Reproduce the listing word for word, starting at its first line and ending with the line that contains "signature-ink-icon <box>380 736 552 876</box>". Include both of those lines.

(Labeled box records)
— Begin —

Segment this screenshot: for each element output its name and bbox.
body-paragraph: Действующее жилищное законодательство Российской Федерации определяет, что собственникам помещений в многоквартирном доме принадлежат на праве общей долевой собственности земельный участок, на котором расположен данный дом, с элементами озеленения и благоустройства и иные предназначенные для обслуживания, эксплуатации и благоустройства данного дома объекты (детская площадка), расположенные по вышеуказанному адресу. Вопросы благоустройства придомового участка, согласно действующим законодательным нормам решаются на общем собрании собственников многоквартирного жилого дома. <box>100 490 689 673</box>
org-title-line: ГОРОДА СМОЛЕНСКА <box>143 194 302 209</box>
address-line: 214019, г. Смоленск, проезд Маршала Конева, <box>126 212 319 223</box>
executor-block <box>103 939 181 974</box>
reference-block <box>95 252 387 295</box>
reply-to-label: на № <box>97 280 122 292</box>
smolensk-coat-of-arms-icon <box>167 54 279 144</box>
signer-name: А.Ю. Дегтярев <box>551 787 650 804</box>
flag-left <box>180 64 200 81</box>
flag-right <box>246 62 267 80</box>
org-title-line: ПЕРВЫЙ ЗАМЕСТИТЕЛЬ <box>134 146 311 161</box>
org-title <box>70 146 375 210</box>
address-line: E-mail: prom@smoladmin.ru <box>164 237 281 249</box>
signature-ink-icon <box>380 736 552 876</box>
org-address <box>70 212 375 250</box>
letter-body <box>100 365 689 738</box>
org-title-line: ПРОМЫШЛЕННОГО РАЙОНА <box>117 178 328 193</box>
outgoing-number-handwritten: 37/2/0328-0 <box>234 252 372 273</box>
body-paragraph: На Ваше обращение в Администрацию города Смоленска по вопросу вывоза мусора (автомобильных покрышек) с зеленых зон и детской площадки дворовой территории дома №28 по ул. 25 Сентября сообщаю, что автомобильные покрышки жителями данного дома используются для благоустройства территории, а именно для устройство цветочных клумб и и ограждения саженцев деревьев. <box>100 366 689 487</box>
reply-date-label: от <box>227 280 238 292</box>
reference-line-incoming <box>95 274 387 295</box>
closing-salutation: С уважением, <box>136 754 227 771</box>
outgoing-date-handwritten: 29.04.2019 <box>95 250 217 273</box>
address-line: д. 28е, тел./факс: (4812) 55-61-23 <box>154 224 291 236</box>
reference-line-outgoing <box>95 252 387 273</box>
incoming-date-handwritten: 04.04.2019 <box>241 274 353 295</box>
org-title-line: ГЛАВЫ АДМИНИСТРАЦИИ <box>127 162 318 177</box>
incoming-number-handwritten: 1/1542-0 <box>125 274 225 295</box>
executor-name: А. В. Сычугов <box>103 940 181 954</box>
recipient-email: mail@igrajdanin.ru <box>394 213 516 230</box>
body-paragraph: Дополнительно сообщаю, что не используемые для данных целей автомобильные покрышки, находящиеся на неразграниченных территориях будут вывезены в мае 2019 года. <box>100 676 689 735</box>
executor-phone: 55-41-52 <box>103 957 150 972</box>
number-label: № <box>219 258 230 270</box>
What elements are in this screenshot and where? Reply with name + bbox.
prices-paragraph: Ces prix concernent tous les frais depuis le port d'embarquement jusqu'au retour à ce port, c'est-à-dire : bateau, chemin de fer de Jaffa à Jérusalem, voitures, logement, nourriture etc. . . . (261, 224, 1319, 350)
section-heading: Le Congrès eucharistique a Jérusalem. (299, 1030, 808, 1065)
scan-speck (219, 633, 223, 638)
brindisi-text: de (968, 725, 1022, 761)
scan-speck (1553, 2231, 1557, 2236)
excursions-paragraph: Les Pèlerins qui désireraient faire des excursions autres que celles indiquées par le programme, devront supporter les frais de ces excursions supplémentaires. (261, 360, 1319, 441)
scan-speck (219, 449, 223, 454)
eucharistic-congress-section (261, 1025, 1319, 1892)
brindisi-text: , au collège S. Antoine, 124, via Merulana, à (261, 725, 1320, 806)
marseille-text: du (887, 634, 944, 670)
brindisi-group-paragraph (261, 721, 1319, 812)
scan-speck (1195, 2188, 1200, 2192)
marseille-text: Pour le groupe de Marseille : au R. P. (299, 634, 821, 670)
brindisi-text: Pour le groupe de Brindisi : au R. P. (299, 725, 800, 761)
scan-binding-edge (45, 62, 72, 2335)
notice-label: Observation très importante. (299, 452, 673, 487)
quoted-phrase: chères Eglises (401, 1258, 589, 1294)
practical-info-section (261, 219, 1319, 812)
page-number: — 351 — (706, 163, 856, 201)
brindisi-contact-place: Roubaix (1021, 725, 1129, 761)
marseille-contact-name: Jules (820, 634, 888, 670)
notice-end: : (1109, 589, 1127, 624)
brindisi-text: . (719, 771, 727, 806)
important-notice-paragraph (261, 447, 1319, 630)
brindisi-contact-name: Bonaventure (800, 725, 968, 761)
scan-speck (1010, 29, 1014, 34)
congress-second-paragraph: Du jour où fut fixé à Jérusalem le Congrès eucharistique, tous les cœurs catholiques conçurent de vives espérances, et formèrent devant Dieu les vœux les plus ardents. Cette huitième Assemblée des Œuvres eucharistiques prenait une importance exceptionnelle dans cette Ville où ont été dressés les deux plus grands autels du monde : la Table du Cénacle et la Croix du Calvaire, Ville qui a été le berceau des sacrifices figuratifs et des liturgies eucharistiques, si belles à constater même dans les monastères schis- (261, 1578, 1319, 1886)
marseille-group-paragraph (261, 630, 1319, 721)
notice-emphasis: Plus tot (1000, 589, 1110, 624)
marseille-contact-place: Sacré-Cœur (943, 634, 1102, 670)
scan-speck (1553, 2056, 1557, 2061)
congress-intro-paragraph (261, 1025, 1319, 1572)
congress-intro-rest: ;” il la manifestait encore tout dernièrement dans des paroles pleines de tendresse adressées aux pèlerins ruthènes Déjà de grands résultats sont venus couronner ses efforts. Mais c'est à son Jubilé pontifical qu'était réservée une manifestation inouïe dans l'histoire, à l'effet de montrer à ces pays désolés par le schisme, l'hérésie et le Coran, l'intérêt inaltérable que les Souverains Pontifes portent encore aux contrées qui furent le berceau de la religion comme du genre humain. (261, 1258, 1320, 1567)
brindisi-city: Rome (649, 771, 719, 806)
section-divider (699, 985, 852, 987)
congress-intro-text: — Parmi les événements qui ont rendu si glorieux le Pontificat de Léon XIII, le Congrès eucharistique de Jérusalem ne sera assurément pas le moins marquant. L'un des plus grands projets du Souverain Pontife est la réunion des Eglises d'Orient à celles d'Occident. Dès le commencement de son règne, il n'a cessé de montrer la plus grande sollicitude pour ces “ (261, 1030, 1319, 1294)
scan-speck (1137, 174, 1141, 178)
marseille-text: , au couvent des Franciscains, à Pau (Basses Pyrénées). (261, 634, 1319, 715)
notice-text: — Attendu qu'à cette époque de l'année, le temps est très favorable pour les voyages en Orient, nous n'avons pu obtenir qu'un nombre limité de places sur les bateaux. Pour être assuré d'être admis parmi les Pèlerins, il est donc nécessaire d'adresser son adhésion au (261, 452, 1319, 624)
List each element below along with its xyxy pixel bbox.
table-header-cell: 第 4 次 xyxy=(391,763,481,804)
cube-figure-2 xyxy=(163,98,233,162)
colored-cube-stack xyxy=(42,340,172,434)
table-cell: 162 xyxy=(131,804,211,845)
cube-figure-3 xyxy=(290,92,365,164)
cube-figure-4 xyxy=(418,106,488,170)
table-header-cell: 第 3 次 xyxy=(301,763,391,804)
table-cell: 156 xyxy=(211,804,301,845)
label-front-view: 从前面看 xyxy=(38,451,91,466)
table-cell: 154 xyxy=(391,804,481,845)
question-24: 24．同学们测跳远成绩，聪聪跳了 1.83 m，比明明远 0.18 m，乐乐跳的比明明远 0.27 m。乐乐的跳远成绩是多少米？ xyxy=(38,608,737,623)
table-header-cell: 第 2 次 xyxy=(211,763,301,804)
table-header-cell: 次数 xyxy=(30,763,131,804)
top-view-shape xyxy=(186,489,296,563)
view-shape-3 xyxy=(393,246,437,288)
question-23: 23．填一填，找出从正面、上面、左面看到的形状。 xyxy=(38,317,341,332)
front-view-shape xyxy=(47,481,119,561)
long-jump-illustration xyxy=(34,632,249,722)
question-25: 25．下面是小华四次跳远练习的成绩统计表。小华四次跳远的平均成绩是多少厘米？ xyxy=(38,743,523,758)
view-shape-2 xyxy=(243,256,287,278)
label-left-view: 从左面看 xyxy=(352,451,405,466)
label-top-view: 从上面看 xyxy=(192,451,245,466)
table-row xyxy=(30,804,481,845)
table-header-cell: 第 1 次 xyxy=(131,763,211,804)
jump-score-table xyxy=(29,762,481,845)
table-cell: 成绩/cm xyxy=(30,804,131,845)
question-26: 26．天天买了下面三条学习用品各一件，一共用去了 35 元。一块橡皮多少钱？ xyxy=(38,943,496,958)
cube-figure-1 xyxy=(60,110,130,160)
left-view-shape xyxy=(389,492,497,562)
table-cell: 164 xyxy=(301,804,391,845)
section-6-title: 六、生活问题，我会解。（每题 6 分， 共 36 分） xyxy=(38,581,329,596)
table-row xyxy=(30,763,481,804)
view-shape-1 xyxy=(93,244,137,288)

— End —

● **EXPECTED ANSWER**
Segment this screenshot: for each element output its name and bbox.
body-paragraph: Действующее жилищное законодательство Российской Федерации определяет, что собственникам помещений в многоквартирном доме принадлежат на праве общей долевой собственности земельный участок, на котором расположен данный дом, с элементами озеленения и благоустройства и иные предназначенные для обслуживания, эксплуатации и благоустройства данного дома объекты (детская площадка), расположенные по вышеуказанному адресу. Вопросы благоустройства придомового участка, согласно действующим законодательным нормам решаются на общем собрании собственников многоквартирного жилого дома. <box>100 490 689 673</box>
org-title-line: ГОРОДА СМОЛЕНСКА <box>143 194 302 209</box>
address-line: 214019, г. Смоленск, проезд Маршала Конева, <box>126 212 319 223</box>
executor-block <box>103 939 181 974</box>
reference-block <box>95 252 387 295</box>
reply-to-label: на № <box>97 280 122 292</box>
smolensk-coat-of-arms-icon <box>167 54 279 144</box>
signer-name: А.Ю. Дегтярев <box>551 787 650 804</box>
flag-left <box>180 64 200 81</box>
flag-right <box>246 62 267 80</box>
org-title-line: ПЕРВЫЙ ЗАМЕСТИТЕЛЬ <box>134 146 311 161</box>
org-title <box>70 146 375 210</box>
address-line: E-mail: prom@smoladmin.ru <box>164 237 281 249</box>
signature-ink-icon <box>380 736 552 876</box>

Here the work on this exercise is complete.